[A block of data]
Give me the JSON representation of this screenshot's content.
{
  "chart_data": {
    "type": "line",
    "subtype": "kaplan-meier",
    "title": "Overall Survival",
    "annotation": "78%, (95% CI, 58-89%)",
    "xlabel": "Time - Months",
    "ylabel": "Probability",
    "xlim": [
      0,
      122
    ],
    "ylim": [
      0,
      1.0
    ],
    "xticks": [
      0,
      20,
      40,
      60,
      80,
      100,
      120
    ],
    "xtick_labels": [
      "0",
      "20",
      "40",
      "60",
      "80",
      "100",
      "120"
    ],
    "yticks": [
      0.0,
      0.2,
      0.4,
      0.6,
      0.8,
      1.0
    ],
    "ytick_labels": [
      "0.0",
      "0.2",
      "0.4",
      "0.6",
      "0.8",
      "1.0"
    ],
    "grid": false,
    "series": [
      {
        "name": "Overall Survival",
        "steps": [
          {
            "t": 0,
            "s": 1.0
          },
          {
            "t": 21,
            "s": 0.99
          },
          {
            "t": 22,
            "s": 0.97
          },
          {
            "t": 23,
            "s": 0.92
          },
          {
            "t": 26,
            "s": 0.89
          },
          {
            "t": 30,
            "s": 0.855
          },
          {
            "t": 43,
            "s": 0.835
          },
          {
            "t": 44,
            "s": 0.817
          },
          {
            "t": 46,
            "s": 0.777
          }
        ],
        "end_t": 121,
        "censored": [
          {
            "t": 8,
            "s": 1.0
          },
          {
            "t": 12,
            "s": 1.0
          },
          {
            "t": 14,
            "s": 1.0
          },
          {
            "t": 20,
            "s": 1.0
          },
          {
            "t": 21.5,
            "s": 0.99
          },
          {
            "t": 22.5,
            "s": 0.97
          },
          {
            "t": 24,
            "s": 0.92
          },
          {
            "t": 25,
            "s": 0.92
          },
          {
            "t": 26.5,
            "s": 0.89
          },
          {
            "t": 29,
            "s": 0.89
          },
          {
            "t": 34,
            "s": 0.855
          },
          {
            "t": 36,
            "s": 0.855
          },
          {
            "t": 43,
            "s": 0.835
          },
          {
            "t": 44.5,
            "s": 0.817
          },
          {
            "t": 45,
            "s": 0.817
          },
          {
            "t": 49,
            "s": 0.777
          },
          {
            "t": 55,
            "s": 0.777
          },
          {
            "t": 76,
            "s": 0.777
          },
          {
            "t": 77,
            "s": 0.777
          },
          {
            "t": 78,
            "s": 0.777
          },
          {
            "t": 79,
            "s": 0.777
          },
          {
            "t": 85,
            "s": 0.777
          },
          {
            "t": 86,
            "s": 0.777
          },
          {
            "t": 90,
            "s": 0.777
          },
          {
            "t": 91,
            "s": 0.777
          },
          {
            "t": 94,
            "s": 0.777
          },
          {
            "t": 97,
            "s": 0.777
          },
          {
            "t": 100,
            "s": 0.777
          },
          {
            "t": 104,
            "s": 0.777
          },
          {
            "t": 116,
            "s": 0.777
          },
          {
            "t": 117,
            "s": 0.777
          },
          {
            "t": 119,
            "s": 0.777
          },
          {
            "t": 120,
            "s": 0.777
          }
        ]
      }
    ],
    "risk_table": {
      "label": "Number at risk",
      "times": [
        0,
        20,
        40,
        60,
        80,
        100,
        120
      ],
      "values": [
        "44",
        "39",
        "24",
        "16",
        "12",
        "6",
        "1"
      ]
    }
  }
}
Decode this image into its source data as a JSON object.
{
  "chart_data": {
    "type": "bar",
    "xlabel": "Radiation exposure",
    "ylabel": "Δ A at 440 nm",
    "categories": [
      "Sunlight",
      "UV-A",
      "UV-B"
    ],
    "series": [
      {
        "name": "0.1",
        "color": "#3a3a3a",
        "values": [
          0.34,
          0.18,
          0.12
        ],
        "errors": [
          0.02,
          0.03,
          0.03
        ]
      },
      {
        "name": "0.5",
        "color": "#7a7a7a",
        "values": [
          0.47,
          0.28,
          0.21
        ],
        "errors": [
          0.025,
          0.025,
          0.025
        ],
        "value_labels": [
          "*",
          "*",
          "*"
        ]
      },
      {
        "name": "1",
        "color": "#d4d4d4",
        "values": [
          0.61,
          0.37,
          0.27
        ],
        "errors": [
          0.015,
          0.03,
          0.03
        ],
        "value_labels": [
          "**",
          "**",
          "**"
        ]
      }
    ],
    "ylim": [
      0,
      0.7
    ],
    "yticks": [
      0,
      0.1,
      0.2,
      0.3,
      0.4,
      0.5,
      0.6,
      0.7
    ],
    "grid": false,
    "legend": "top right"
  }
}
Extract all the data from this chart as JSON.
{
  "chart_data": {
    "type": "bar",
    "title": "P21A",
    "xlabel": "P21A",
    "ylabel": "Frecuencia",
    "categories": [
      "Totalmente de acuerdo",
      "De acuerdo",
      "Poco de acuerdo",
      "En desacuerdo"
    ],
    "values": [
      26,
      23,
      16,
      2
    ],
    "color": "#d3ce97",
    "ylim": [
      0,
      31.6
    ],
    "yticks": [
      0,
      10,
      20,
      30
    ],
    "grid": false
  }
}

(What to work on) Each line of the material above needs to be quoted exactly, please.

(Solution for this task)
Give me the JSON representation of this screenshot's content.
{
  "chart_data": {
    "type": "line",
    "subtype": "kaplan-meier",
    "title": "Overall Survival",
    "annotation": "78%, (95% CI, 58-89%)",
    "xlabel": "Time - Months",
    "ylabel": "Probability",
    "xlim": [
      0,
      122
    ],
    "ylim": [
      0,
      1.0
    ],
    "xticks": [
      0,
      20,
      40,
      60,
      80,
      100,
      120
    ],
    "xtick_labels": [
      "0",
      "20",
      "40",
      "60",
      "80",
      "100",
      "120"
    ],
    "yticks": [
      0.0,
      0.2,
      0.4,
      0.6,
      0.8,
      1.0
    ],
    "ytick_labels": [
      "0.0",
      "0.2",
      "0.4",
      "0.6",
      "0.8",
      "1.0"
    ],
    "grid": false,
    "series": [
      {
        "name": "Overall Survival",
        "steps": [
          {
            "t": 0,
            "s": 1.0
          },
          {
            "t": 21,
            "s": 0.99
          },
          {
            "t": 22,
            "s": 0.97
          },
          {
            "t": 23,
            "s": 0.92
          },
          {
            "t": 26,
            "s": 0.89
          },
          {
            "t": 30,
            "s": 0.855
          },
          {
            "t": 43,
            "s": 0.835
          },
          {
            "t": 44,
            "s": 0.817
          },
          {
            "t": 46,
            "s": 0.777
          }
        ],
        "end_t": 121,
        "censored": [
          {
            "t": 8,
            "s": 1.0
          },
          {
            "t": 12,
            "s": 1.0
          },
          {
            "t": 14,
            "s": 1.0
          },
          {
            "t": 20,
            "s": 1.0
          },
          {
            "t": 21.5,
            "s": 0.99
          },
          {
            "t": 22.5,
            "s": 0.97
          },
          {
            "t": 24,
            "s": 0.92
          },
          {
            "t": 25,
            "s": 0.92
          },
          {
            "t": 26.5,
            "s": 0.89
          },
          {
            "t": 29,
            "s": 0.89
          },
          {
            "t": 34,
            "s": 0.855
          },
          {
            "t": 36,
            "s": 0.855
          },
          {
            "t": 43,
            "s": 0.835
          },
          {
            "t": 44.5,
            "s": 0.817
          },
          {
            "t": 45,
            "s": 0.817
          },
          {
            "t": 49,
            "s": 0.777
          },
          {
            "t": 55,
            "s": 0.777
          },
          {
            "t": 76,
            "s": 0.777
          },
          {
            "t": 77,
            "s": 0.777
          },
          {
            "t": 78,
            "s": 0.777
          },
          {
            "t": 79,
            "s": 0.777
          },
          {
            "t": 85,
            "s": 0.777
          },
          {
            "t": 86,
            "s": 0.777
          },
          {
            "t": 90,
            "s": 0.777
          },
          {
            "t": 91,
            "s": 0.777
          },
          {
            "t": 94,
            "s": 0.777
          },
          {
            "t": 97,
            "s": 0.777
          },
          {
            "t": 100,
            "s": 0.777
          },
          {
            "t": 104,
            "s": 0.777
          },
          {
            "t": 116,
            "s": 0.777
          },
          {
            "t": 117,
            "s": 0.777
          },
          {
            "t": 119,
            "s": 0.777
          },
          {
            "t": 120,
            "s": 0.777
          }
        ]
      }
    ],
    "risk_table": {
      "label": "Number at risk",
      "times": [
        0,
        20,
        40,
        60,
        80,
        100,
        120
      ],
      "values": [
        "44",
        "39",
        "24",
        "16",
        "12",
        "6",
        "1"
      ]
    }
  }
}
Decode this image into its source data as a JSON object.
{
  "chart_data": {
    "type": "bar",
    "xlabel": "Radiation exposure",
    "ylabel": "Δ A at 440 nm",
    "categories": [
      "Sunlight",
      "UV-A",
      "UV-B"
    ],
    "series": [
      {
        "name": "0.1",
        "color": "#3a3a3a",
        "values": [
          0.34,
          0.18,
          0.12
        ],
        "errors": [
          0.02,
          0.03,
          0.03
        ]
      },
      {
        "name": "0.5",
        "color": "#7a7a7a",
        "values": [
          0.47,
          0.28,
          0.21
        ],
        "errors": [
          0.025,
          0.025,
          0.025
        ],
        "value_labels": [
          "*",
          "*",
          "*"
        ]
      },
      {
        "name": "1",
        "color": "#d4d4d4",
        "values": [
          0.61,
          0.37,
          0.27
        ],
        "errors": [
          0.015,
          0.03,
          0.03
        ],
        "value_labels": [
          "**",
          "**",
          "**"
        ]
      }
    ],
    "ylim": [
      0,
      0.7
    ],
    "yticks": [
      0,
      0.1,
      0.2,
      0.3,
      0.4,
      0.5,
      0.6,
      0.7
    ],
    "grid": false,
    "legend": "top right"
  }
}
Extract all the data from this chart as JSON.
{
  "chart_data": {
    "type": "bar",
    "title": "P21A",
    "xlabel": "P21A",
    "ylabel": "Frecuencia",
    "categories": [
      "Totalmente de acuerdo",
      "De acuerdo",
      "Poco de acuerdo",
      "En desacuerdo"
    ],
    "values": [
      26,
      23,
      16,
      2
    ],
    "color": "#d3ce97",
    "ylim": [
      0,
      31.6
    ],
    "yticks": [
      0,
      10,
      20,
      30
    ],
    "grid": false
  }
}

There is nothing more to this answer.